*EXCERPTED DATA*.
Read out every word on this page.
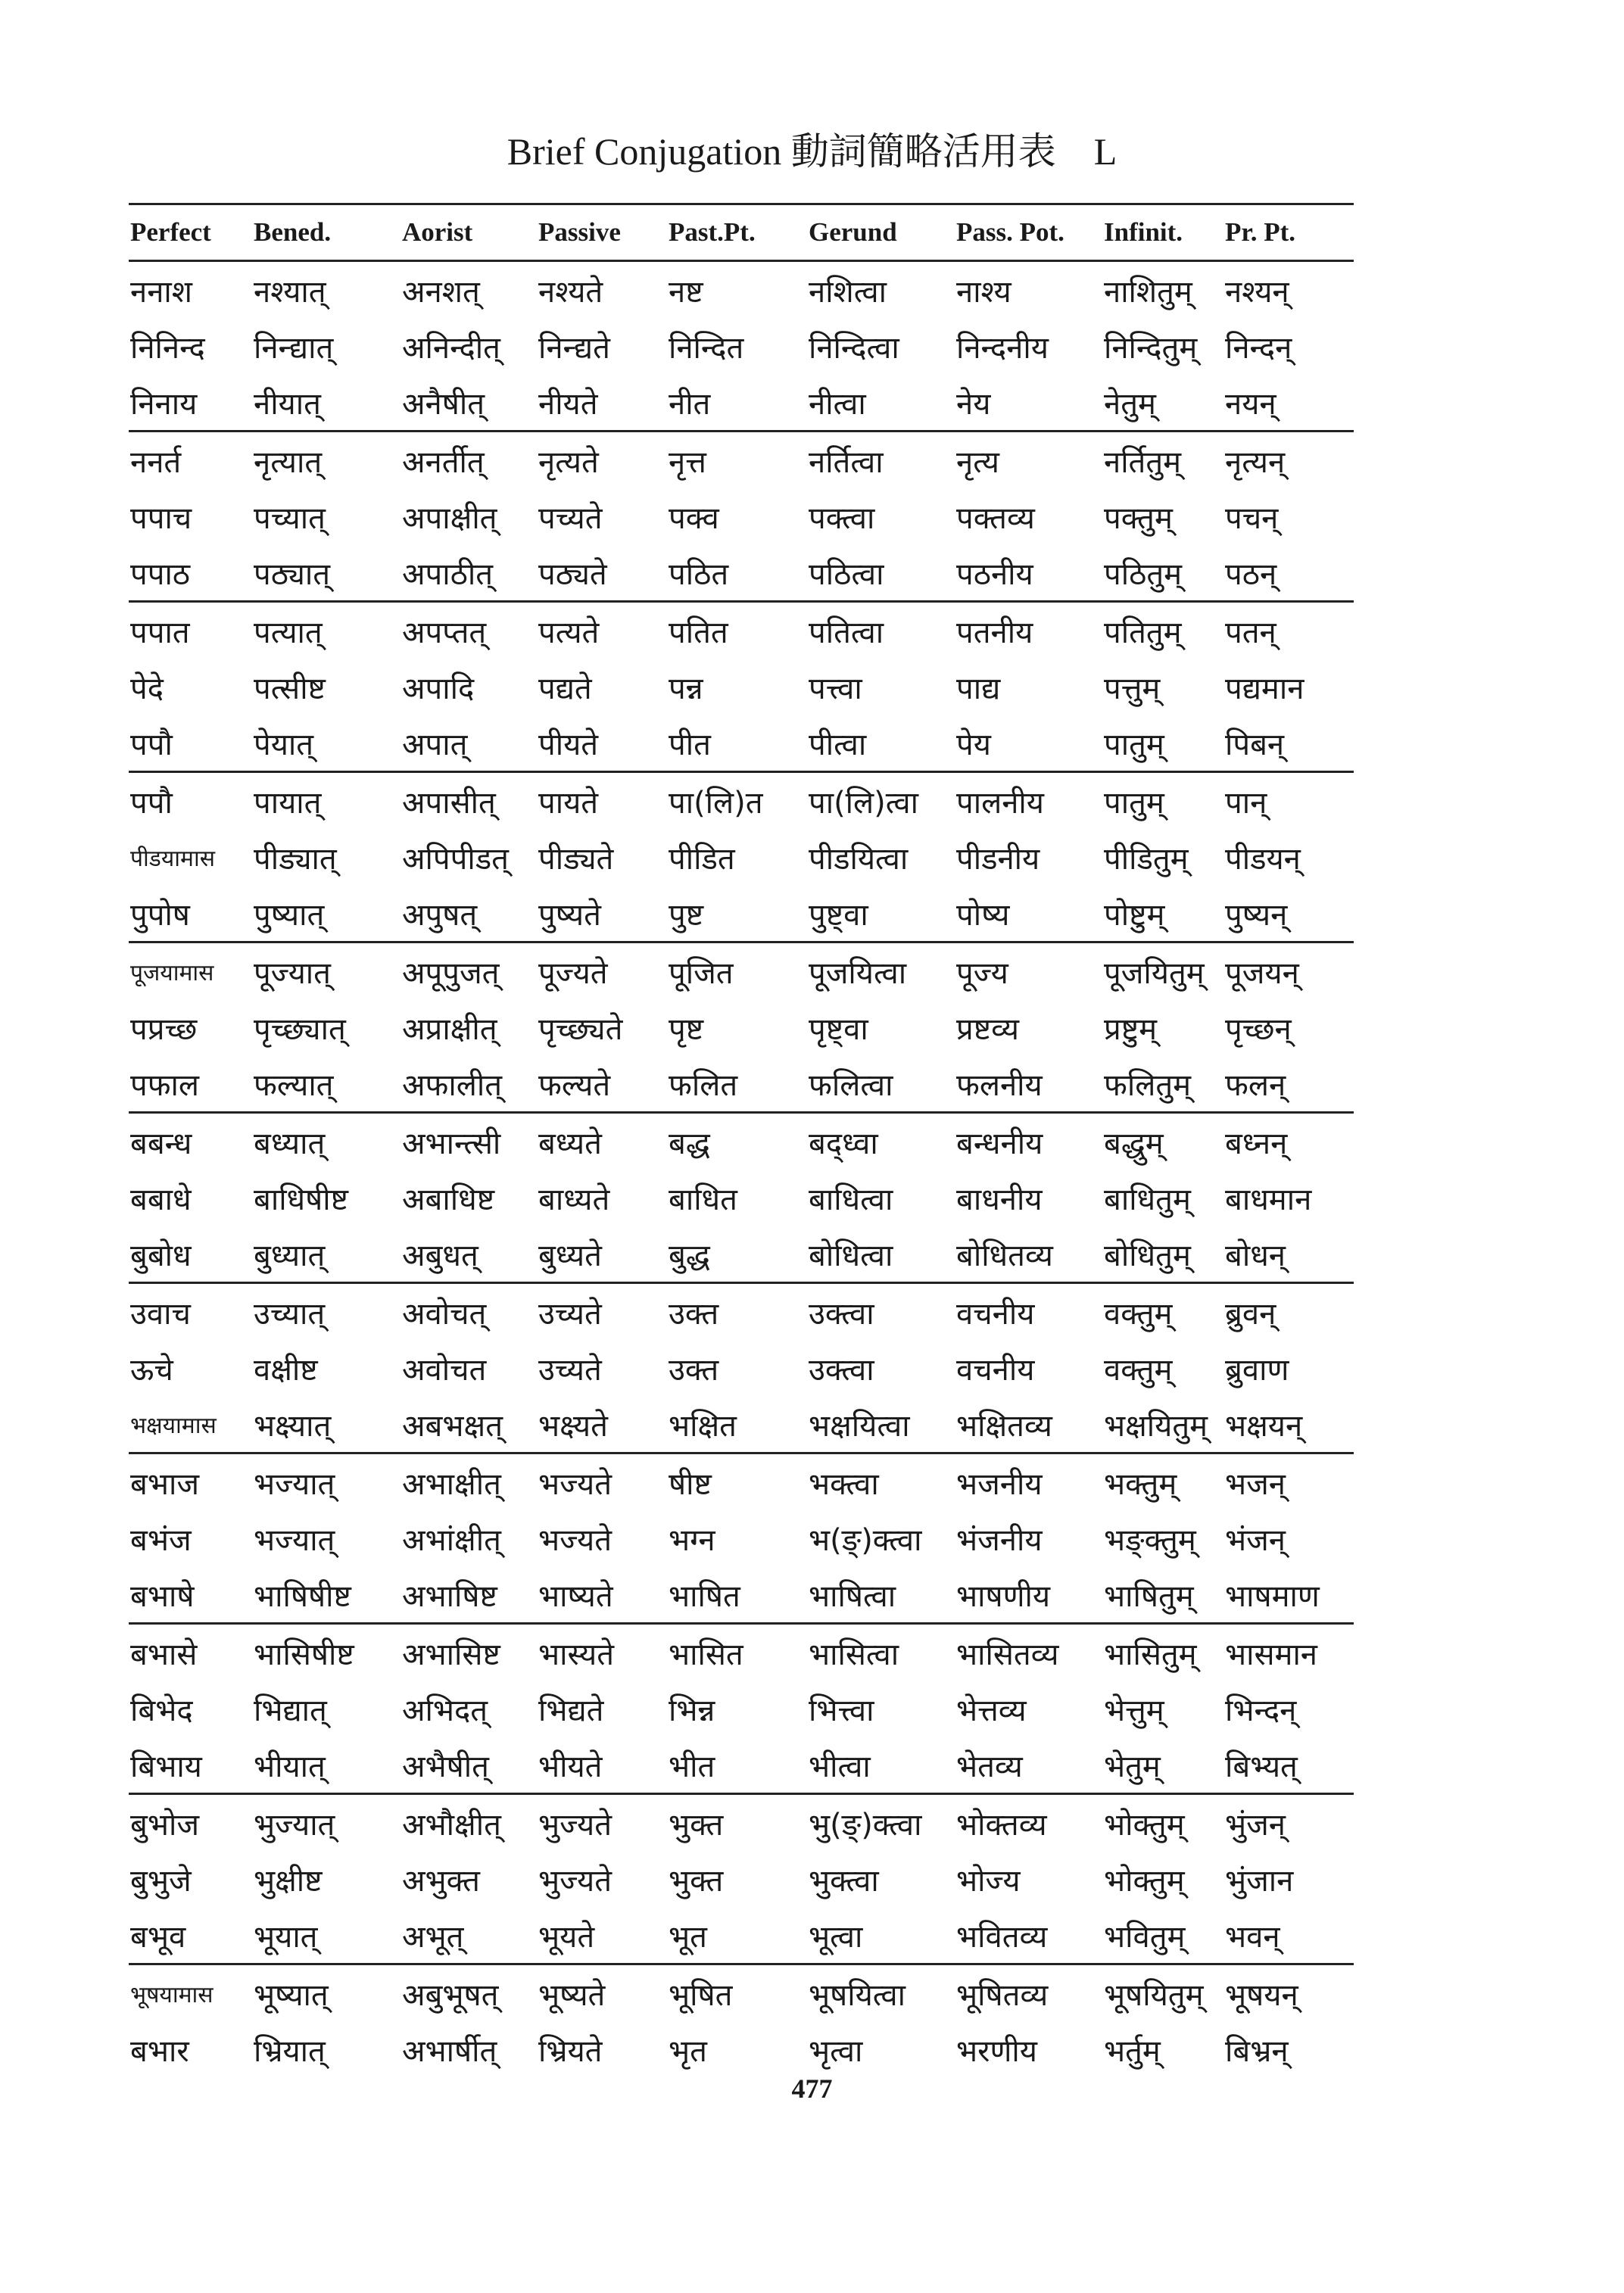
Brief Conjugation 動詞簡略活用表　L
Perfect	Bened.	Aorist	Passive	Past.Pt.	Gerund	Pass. Pot.	Infinit.	Pr. Pt.
ननाश	नश्यात्	अनशत्	नश्यते	नष्ट	नशित्वा	नाश्य	नाशितुम्	नश्यन्
निनिन्द	निन्द्यात्	अनिन्दीत्	निन्द्यते	निन्दित	निन्दित्वा	निन्दनीय	निन्दितुम्	निन्दन्
निनाय	नीयात्	अनैषीत्	नीयते	नीत	नीत्वा	नेय	नेतुम्	नयन्
ननर्त	नृत्यात्	अनर्तीत्	नृत्यते	नृत्त	नर्तित्वा	नृत्य	नर्तितुम्	नृत्यन्
पपाच	पच्यात्	अपाक्षीत्	पच्यते	पक्व	पक्त्वा	पक्तव्य	पक्तुम्	पचन्
पपाठ	पठ्यात्	अपाठीत्	पठ्यते	पठित	पठित्वा	पठनीय	पठितुम्	पठन्
पपात	पत्यात्	अपप्तत्	पत्यते	पतित	पतित्वा	पतनीय	पतितुम्	पतन्
पेदे	पत्सीष्ट	अपादि	पद्यते	पन्न	पत्त्वा	पाद्य	पत्तुम्	पद्यमान
पपौ	पेयात्	अपात्	पीयते	पीत	पीत्वा	पेय	पातुम्	पिबन्
पपौ	पायात्	अपासीत्	पायते	पा(लि)त	पा(लि)त्वा	पालनीय	पातुम्	पान्
पीडयामास	पीड्यात्	अपिपीडत्	पीड्यते	पीडित	पीडयित्वा	पीडनीय	पीडितुम्	पीडयन्
पुपोष	पुष्यात्	अपुषत्	पुष्यते	पुष्ट	पुष्ट्वा	पोष्य	पोष्टुम्	पुष्यन्
पूजयामास	पूज्यात्	अपूपुजत्	पूज्यते	पूजित	पूजयित्वा	पूज्य	पूजयितुम्	पूजयन्
पप्रच्छ	पृच्छ्यात्	अप्राक्षीत्	पृच्छ्यते	पृष्ट	पृष्ट्वा	प्रष्टव्य	प्रष्टुम्	पृच्छन्
पफाल	फल्यात्	अफालीत्	फल्यते	फलित	फलित्वा	फलनीय	फलितुम्	फलन्
बबन्ध	बध्यात्	अभान्त्सी	बध्यते	बद्ध	बद्ध्वा	बन्धनीय	बद्धुम्	बध्नन्
बबाधे	बाधिषीष्ट	अबाधिष्ट	बाध्यते	बाधित	बाधित्वा	बाधनीय	बाधितुम्	बाधमान
बुबोध	बुध्यात्	अबुधत्	बुध्यते	बुद्ध	बोधित्वा	बोधितव्य	बोधितुम्	बोधन्
उवाच	उच्यात्	अवोचत्	उच्यते	उक्त	उक्त्वा	वचनीय	वक्तुम्	ब्रुवन्
ऊचे	वक्षीष्ट	अवोचत	उच्यते	उक्त	उक्त्वा	वचनीय	वक्तुम्	ब्रुवाण
भक्षयामास	भक्ष्यात्	अबभक्षत्	भक्ष्यते	भक्षित	भक्षयित्वा	भक्षितव्य	भक्षयितुम्	भक्षयन्
बभाज	भज्यात्	अभाक्षीत्	भज्यते	षीष्ट	भक्त्वा	भजनीय	भक्तुम्	भजन्
बभंज	भज्यात्	अभांक्षीत्	भज्यते	भग्न	भ(ङ्)क्त्वा	भंजनीय	भङ्क्तुम्	भंजन्
बभाषे	भाषिषीष्ट	अभाषिष्ट	भाष्यते	भाषित	भाषित्वा	भाषणीय	भाषितुम्	भाषमाण
बभासे	भासिषीष्ट	अभासिष्ट	भास्यते	भासित	भासित्वा	भासितव्य	भासितुम्	भासमान
बिभेद	भिद्यात्	अभिदत्	भिद्यते	भिन्न	भित्त्वा	भेत्तव्य	भेत्तुम्	भिन्दन्
बिभाय	भीयात्	अभैषीत्	भीयते	भीत	भीत्वा	भेतव्य	भेतुम्	बिभ्यत्
बुभोज	भुज्यात्	अभौक्षीत्	भुज्यते	भुक्त	भु(ङ्)क्त्वा	भोक्तव्य	भोक्तुम्	भुंजन्
बुभुजे	भुक्षीष्ट	अभुक्त	भुज्यते	भुक्त	भुक्त्वा	भोज्य	भोक्तुम्	भुंजान
बभूव	भूयात्	अभूत्	भूयते	भूत	भूत्वा	भवितव्य	भवितुम्	भवन्
भूषयामास	भूष्यात्	अबुभूषत्	भूष्यते	भूषित	भूषयित्वा	भूषितव्य	भूषयितुम्	भूषयन्
बभार	भ्रियात्	अभार्षीत्	भ्रियते	भृत	भृत्वा	भरणीय	भर्तुम्	बिभ्रन्
477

*TASK BRIEF*. Leave the pictures out and reproduce all of the records exactly.

*TASK ANSWER*.
Read out every word on this page.
Brief Conjugation 動詞簡略活用表　L
Perfect	Bened.	Aorist	Passive	Past.Pt.	Gerund	Pass. Pot.	Infinit.	Pr. Pt.
ननाश	नश्यात्	अनशत्	नश्यते	नष्ट	नशित्वा	नाश्य	नाशितुम्	नश्यन्
निनिन्द	निन्द्यात्	अनिन्दीत्	निन्द्यते	निन्दित	निन्दित्वा	निन्दनीय	निन्दितुम्	निन्दन्
निनाय	नीयात्	अनैषीत्	नीयते	नीत	नीत्वा	नेय	नेतुम्	नयन्
ननर्त	नृत्यात्	अनर्तीत्	नृत्यते	नृत्त	नर्तित्वा	नृत्य	नर्तितुम्	नृत्यन्
पपाच	पच्यात्	अपाक्षीत्	पच्यते	पक्व	पक्त्वा	पक्तव्य	पक्तुम्	पचन्
पपाठ	पठ्यात्	अपाठीत्	पठ्यते	पठित	पठित्वा	पठनीय	पठितुम्	पठन्
पपात	पत्यात्	अपप्तत्	पत्यते	पतित	पतित्वा	पतनीय	पतितुम्	पतन्
पेदे	पत्सीष्ट	अपादि	पद्यते	पन्न	पत्त्वा	पाद्य	पत्तुम्	पद्यमान
पपौ	पेयात्	अपात्	पीयते	पीत	पीत्वा	पेय	पातुम्	पिबन्
पपौ	पायात्	अपासीत्	पायते	पा(लि)त	पा(लि)त्वा	पालनीय	पातुम्	पान्
पीडयामास	पीड्यात्	अपिपीडत्	पीड्यते	पीडित	पीडयित्वा	पीडनीय	पीडितुम्	पीडयन्
पुपोष	पुष्यात्	अपुषत्	पुष्यते	पुष्ट	पुष्ट्वा	पोष्य	पोष्टुम्	पुष्यन्
पूजयामास	पूज्यात्	अपूपुजत्	पूज्यते	पूजित	पूजयित्वा	पूज्य	पूजयितुम्	पूजयन्
पप्रच्छ	पृच्छ्यात्	अप्राक्षीत्	पृच्छ्यते	पृष्ट	पृष्ट्वा	प्रष्टव्य	प्रष्टुम्	पृच्छन्
पफाल	फल्यात्	अफालीत्	फल्यते	फलित	फलित्वा	फलनीय	फलितुम्	फलन्
बबन्ध	बध्यात्	अभान्त्सी	बध्यते	बद्ध	बद्ध्वा	बन्धनीय	बद्धुम्	बध्नन्
बबाधे	बाधिषीष्ट	अबाधिष्ट	बाध्यते	बाधित	बाधित्वा	बाधनीय	बाधितुम्	बाधमान
बुबोध	बुध्यात्	अबुधत्	बुध्यते	बुद्ध	बोधित्वा	बोधितव्य	बोधितुम्	बोधन्
उवाच	उच्यात्	अवोचत्	उच्यते	उक्त	उक्त्वा	वचनीय	वक्तुम्	ब्रुवन्
ऊचे	वक्षीष्ट	अवोचत	उच्यते	उक्त	उक्त्वा	वचनीय	वक्तुम्	ब्रुवाण
भक्षयामास	भक्ष्यात्	अबभक्षत्	भक्ष्यते	भक्षित	भक्षयित्वा	भक्षितव्य	भक्षयितुम्	भक्षयन्
बभाज	भज्यात्	अभाक्षीत्	भज्यते	षीष्ट	भक्त्वा	भजनीय	भक्तुम्	भजन्
बभंज	भज्यात्	अभांक्षीत्	भज्यते	भग्न	भ(ङ्)क्त्वा	भंजनीय	भङ्क्तुम्	भंजन्
बभाषे	भाषिषीष्ट	अभाषिष्ट	भाष्यते	भाषित	भाषित्वा	भाषणीय	भाषितुम्	भाषमाण
बभासे	भासिषीष्ट	अभासिष्ट	भास्यते	भासित	भासित्वा	भासितव्य	भासितुम्	भासमान
बिभेद	भिद्यात्	अभिदत्	भिद्यते	भिन्न	भित्त्वा	भेत्तव्य	भेत्तुम्	भिन्दन्
बिभाय	भीयात्	अभैषीत्	भीयते	भीत	भीत्वा	भेतव्य	भेतुम्	बिभ्यत्
बुभोज	भुज्यात्	अभौक्षीत्	भुज्यते	भुक्त	भु(ङ्)क्त्वा	भोक्तव्य	भोक्तुम्	भुंजन्
बुभुजे	भुक्षीष्ट	अभुक्त	भुज्यते	भुक्त	भुक्त्वा	भोज्य	भोक्तुम्	भुंजान
बभूव	भूयात्	अभूत्	भूयते	भूत	भूत्वा	भवितव्य	भवितुम्	भवन्
भूषयामास	भूष्यात्	अबुभूषत्	भूष्यते	भूषित	भूषयित्वा	भूषितव्य	भूषयितुम्	भूषयन्
बभार	भ्रियात्	अभार्षीत्	भ्रियते	भृत	भृत्वा	भरणीय	भर्तुम्	बिभ्रन्
477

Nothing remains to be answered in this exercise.